BEGIN
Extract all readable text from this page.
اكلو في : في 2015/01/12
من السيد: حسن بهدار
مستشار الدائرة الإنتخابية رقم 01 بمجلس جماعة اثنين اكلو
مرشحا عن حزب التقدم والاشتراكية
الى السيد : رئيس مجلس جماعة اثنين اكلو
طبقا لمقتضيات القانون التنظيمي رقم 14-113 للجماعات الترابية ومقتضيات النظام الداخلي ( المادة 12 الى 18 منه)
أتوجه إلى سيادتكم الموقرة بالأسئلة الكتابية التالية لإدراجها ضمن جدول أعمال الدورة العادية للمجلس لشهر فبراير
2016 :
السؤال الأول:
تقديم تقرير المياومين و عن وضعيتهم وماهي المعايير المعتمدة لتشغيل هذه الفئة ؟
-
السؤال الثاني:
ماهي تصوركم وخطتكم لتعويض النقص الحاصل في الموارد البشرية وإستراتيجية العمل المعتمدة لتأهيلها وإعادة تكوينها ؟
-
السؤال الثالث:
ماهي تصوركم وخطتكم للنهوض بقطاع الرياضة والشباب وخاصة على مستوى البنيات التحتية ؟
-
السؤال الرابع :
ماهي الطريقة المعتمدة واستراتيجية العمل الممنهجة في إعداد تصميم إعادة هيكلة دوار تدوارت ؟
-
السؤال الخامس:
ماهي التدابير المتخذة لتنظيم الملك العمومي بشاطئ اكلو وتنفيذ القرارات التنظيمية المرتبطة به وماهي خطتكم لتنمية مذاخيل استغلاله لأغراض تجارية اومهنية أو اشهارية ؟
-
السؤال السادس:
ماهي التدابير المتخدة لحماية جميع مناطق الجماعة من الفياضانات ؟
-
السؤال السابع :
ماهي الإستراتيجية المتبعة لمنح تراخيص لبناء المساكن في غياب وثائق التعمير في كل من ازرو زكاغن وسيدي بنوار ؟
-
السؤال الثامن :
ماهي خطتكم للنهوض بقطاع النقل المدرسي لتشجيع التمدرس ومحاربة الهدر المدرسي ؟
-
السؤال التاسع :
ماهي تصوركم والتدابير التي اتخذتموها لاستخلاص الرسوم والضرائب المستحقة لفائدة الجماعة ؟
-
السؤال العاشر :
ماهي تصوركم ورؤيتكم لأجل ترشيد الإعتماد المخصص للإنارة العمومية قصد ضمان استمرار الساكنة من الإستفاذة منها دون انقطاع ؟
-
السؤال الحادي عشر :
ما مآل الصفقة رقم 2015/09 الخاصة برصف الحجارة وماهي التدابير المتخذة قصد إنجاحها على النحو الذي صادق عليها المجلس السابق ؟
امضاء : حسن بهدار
END
JOB:
Retype the data in full and match it exactly.

FULL RESPONSE:
Extract all readable text from this page.
اكلو في : في 2015/01/12
من السيد: حسن بهدار
مستشار الدائرة الإنتخابية رقم 01 بمجلس جماعة اثنين اكلو
مرشحا عن حزب التقدم والاشتراكية
الى السيد : رئيس مجلس جماعة اثنين اكلو
طبقا لمقتضيات القانون التنظيمي رقم 14-113 للجماعات الترابية ومقتضيات النظام الداخلي ( المادة 12 الى 18 منه)
أتوجه إلى سيادتكم الموقرة بالأسئلة الكتابية التالية لإدراجها ضمن جدول أعمال الدورة العادية للمجلس لشهر فبراير
2016 :
السؤال الأول:
تقديم تقرير المياومين و عن وضعيتهم وماهي المعايير المعتمدة لتشغيل هذه الفئة ؟
-
السؤال الثاني:
ماهي تصوركم وخطتكم لتعويض النقص الحاصل في الموارد البشرية وإستراتيجية العمل المعتمدة لتأهيلها وإعادة تكوينها ؟
-
السؤال الثالث:
ماهي تصوركم وخطتكم للنهوض بقطاع الرياضة والشباب وخاصة على مستوى البنيات التحتية ؟
-
السؤال الرابع :
ماهي الطريقة المعتمدة واستراتيجية العمل الممنهجة في إعداد تصميم إعادة هيكلة دوار تدوارت ؟
-
السؤال الخامس:
ماهي التدابير المتخذة لتنظيم الملك العمومي بشاطئ اكلو وتنفيذ القرارات التنظيمية المرتبطة به وماهي خطتكم لتنمية مذاخيل استغلاله لأغراض تجارية اومهنية أو اشهارية ؟
-
السؤال السادس:
ماهي التدابير المتخدة لحماية جميع مناطق الجماعة من الفياضانات ؟
-
السؤال السابع :
ماهي الإستراتيجية المتبعة لمنح تراخيص لبناء المساكن في غياب وثائق التعمير في كل من ازرو زكاغن وسيدي بنوار ؟
-
السؤال الثامن :
ماهي خطتكم للنهوض بقطاع النقل المدرسي لتشجيع التمدرس ومحاربة الهدر المدرسي ؟
-
السؤال التاسع :
ماهي تصوركم والتدابير التي اتخذتموها لاستخلاص الرسوم والضرائب المستحقة لفائدة الجماعة ؟
-
السؤال العاشر :
ماهي تصوركم ورؤيتكم لأجل ترشيد الإعتماد المخصص للإنارة العمومية قصد ضمان استمرار الساكنة من الإستفاذة منها دون انقطاع ؟
-
السؤال الحادي عشر :
ما مآل الصفقة رقم 2015/09 الخاصة برصف الحجارة وماهي التدابير المتخذة قصد إنجاحها على النحو الذي صادق عليها المجلس السابق ؟
امضاء : حسن بهدار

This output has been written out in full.